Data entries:

═══

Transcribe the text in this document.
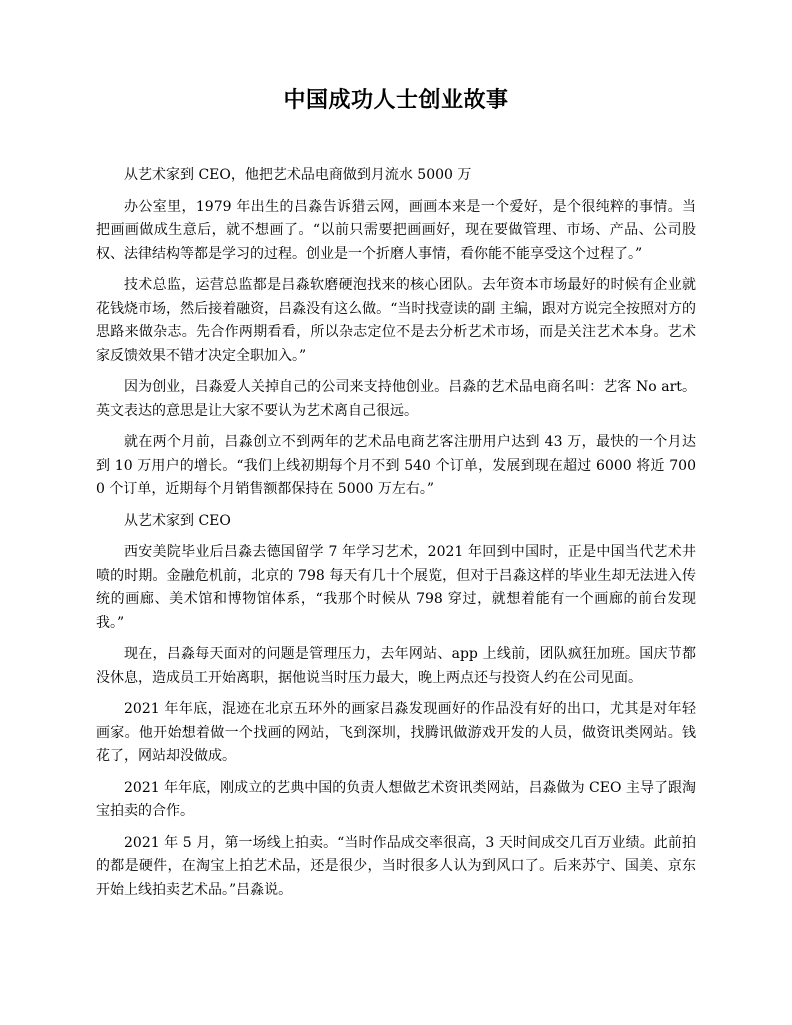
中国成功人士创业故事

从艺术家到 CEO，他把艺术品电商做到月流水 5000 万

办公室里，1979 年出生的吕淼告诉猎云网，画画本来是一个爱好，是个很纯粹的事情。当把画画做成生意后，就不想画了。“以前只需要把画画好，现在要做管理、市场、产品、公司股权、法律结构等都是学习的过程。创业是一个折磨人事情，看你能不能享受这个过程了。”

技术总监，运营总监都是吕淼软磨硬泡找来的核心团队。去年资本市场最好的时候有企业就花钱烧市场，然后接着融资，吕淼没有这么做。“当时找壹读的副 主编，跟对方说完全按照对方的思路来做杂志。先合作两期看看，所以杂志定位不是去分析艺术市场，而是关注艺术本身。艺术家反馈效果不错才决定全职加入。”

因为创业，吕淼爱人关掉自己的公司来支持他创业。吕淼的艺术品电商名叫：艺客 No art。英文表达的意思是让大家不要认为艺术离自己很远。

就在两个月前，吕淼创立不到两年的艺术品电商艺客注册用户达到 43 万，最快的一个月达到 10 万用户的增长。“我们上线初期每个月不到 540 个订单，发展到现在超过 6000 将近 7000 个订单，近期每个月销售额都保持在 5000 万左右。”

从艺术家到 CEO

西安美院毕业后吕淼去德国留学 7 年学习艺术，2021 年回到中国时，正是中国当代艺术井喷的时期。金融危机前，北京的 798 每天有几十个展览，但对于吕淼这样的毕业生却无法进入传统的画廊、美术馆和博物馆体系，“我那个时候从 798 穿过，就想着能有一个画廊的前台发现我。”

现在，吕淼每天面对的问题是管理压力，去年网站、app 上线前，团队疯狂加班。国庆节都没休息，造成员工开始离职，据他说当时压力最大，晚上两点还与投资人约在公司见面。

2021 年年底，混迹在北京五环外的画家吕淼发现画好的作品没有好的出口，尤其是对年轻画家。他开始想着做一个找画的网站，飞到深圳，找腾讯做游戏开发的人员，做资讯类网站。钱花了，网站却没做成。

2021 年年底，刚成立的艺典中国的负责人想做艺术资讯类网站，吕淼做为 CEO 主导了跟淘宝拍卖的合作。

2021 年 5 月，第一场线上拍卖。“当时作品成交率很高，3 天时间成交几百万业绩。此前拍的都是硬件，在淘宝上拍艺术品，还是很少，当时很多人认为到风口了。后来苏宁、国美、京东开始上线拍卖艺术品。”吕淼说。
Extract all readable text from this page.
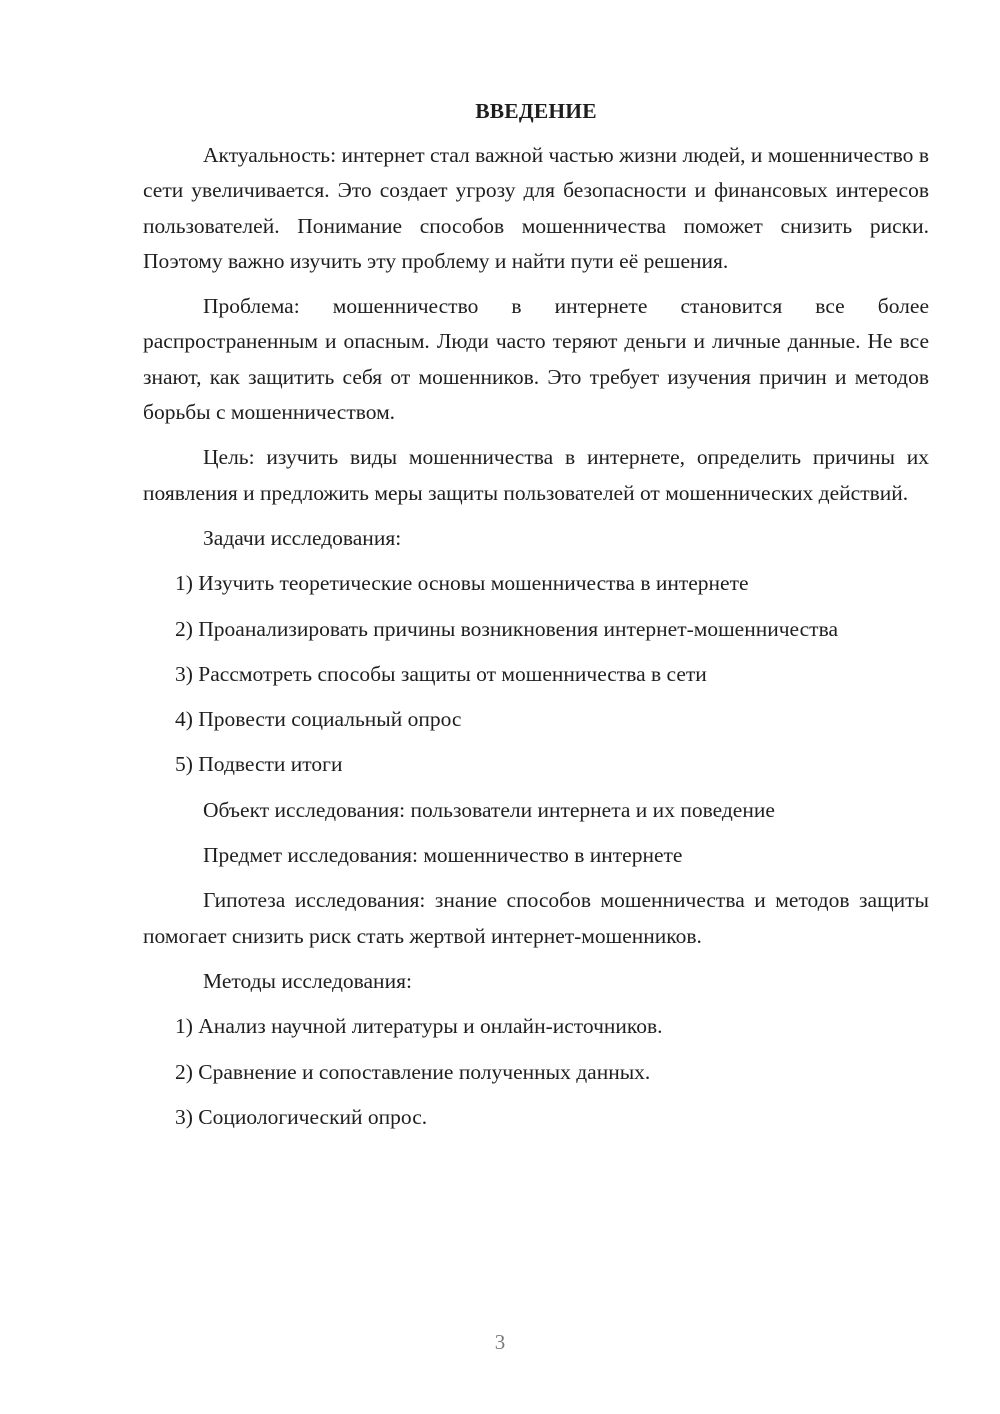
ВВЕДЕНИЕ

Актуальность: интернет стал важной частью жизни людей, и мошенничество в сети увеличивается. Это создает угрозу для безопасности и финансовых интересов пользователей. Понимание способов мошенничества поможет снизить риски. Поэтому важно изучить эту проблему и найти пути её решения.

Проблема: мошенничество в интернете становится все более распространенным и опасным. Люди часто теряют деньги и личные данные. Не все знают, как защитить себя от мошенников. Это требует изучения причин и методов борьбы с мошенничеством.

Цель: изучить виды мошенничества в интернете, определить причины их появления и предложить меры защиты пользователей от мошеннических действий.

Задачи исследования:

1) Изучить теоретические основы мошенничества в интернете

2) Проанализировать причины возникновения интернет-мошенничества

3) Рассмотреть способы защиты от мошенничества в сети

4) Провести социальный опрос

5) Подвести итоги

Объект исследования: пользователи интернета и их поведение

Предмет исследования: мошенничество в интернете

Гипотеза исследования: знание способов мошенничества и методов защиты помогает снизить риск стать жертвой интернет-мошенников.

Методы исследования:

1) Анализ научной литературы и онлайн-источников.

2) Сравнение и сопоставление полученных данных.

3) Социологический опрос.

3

═══

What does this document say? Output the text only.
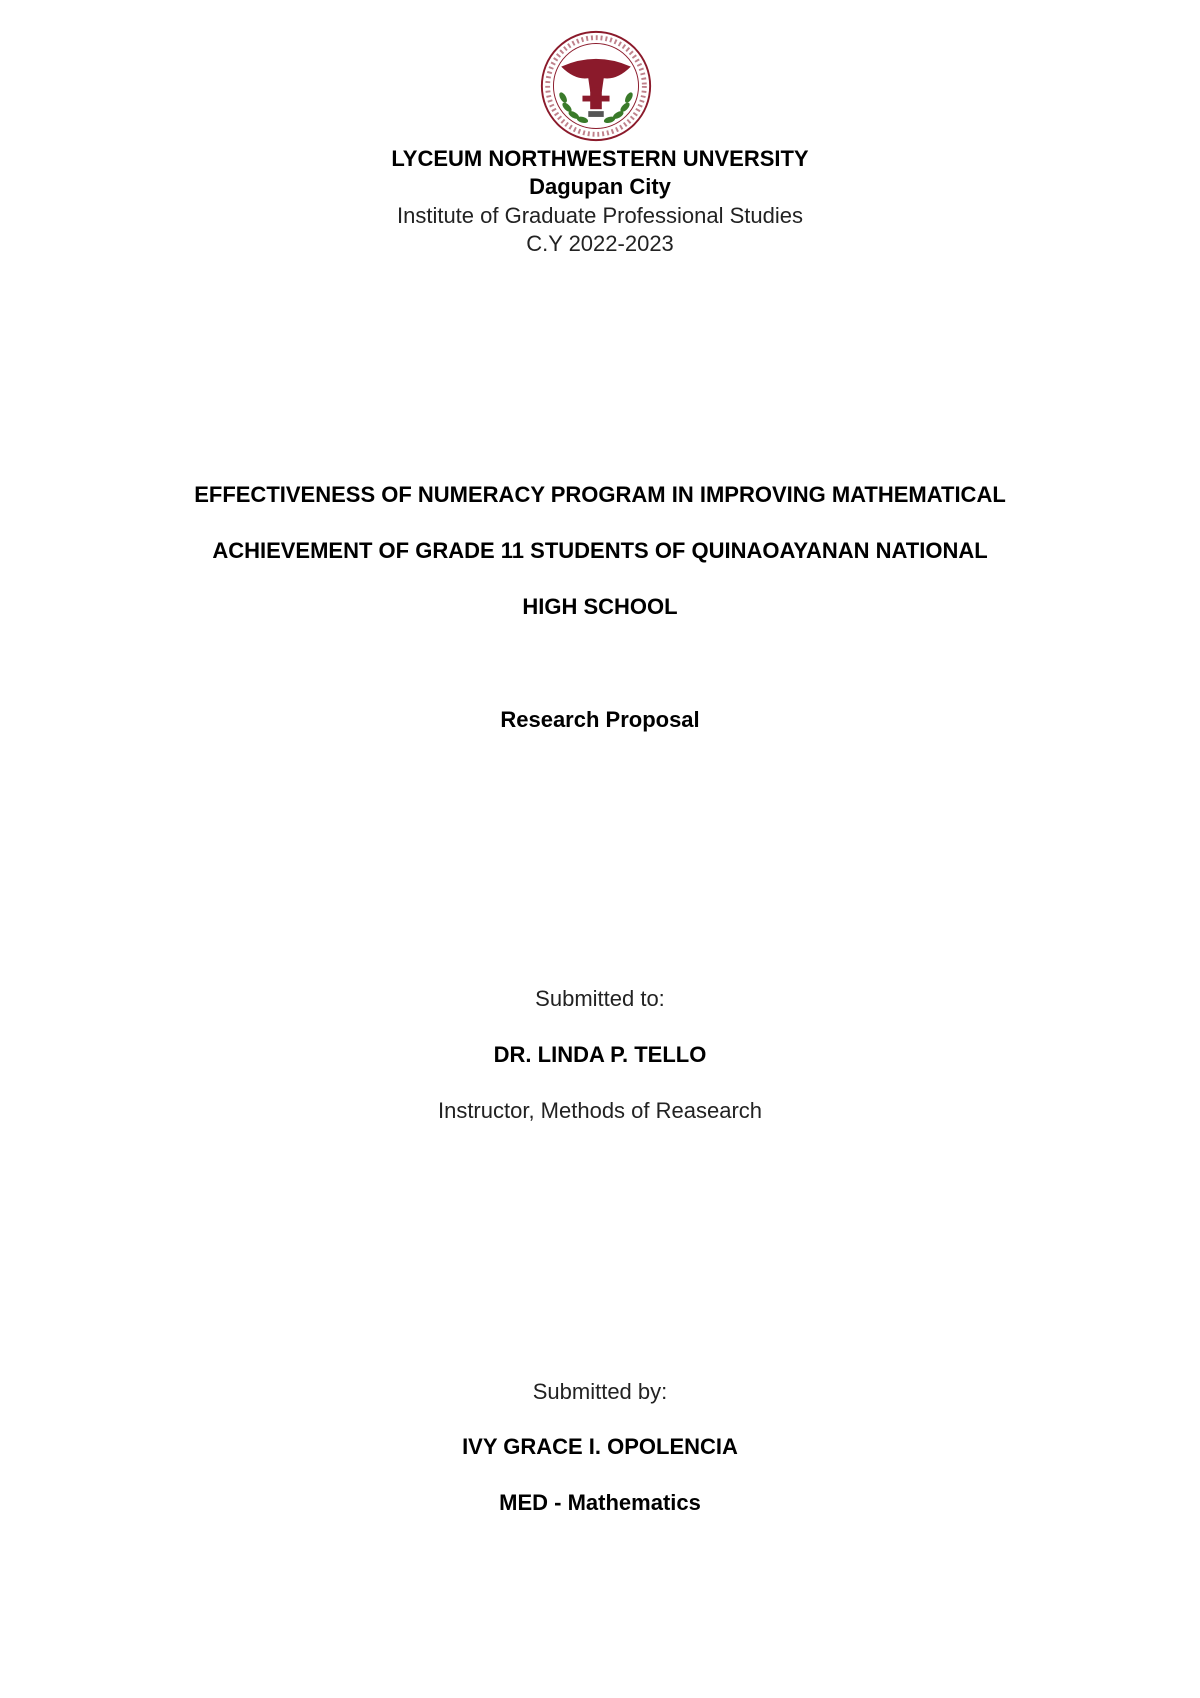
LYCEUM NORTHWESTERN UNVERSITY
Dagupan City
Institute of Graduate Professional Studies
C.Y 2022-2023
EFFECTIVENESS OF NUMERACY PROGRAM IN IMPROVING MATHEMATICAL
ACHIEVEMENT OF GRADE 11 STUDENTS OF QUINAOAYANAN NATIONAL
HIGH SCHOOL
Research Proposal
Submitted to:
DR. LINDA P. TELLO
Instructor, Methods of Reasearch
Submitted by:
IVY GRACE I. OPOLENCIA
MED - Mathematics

═══

Among the entries above, how many lines include the word "защиты"? Give the number with no comment.

RIGHT ANSWER
3